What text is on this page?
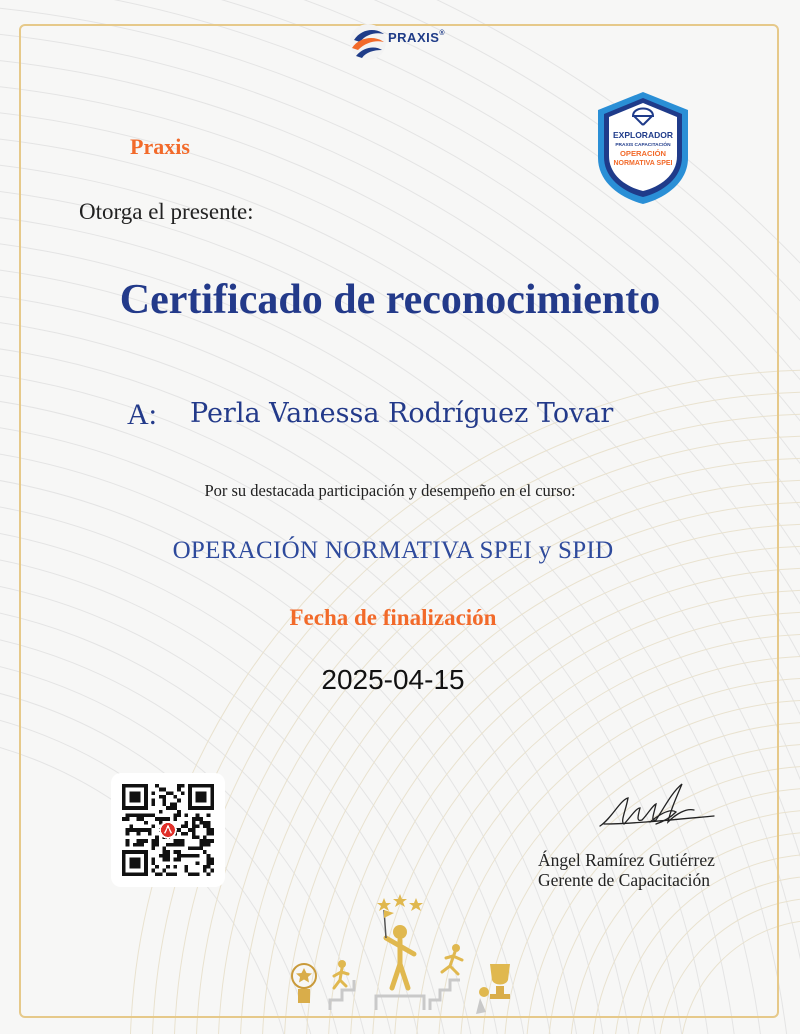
PRAXIS®
EXPLORADOR
PRAXIS CAPACITACIÓN
OPERACIÓN
NORMATIVA SPEI
Praxis
Otorga el presente:
Certificado de reconocimiento
A: Perla Vanessa Rodríguez Tovar
Por su destacada participación y desempeño en el curso:
OPERACIÓN NORMATIVA SPEI y SPID
Fecha de finalización
2025-04-15
Ángel Ramírez Gutiérrez
Gerente de Capacitación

::::

[EXERCISE REQUIREMENTS]: Copy out each line of the entries that holds "OPERACIÓN".

[RESPONSE FOR THIS EXERCISE]:
OPERACIÓN
OPERACIÓN NORMATIVA SPEI y SPID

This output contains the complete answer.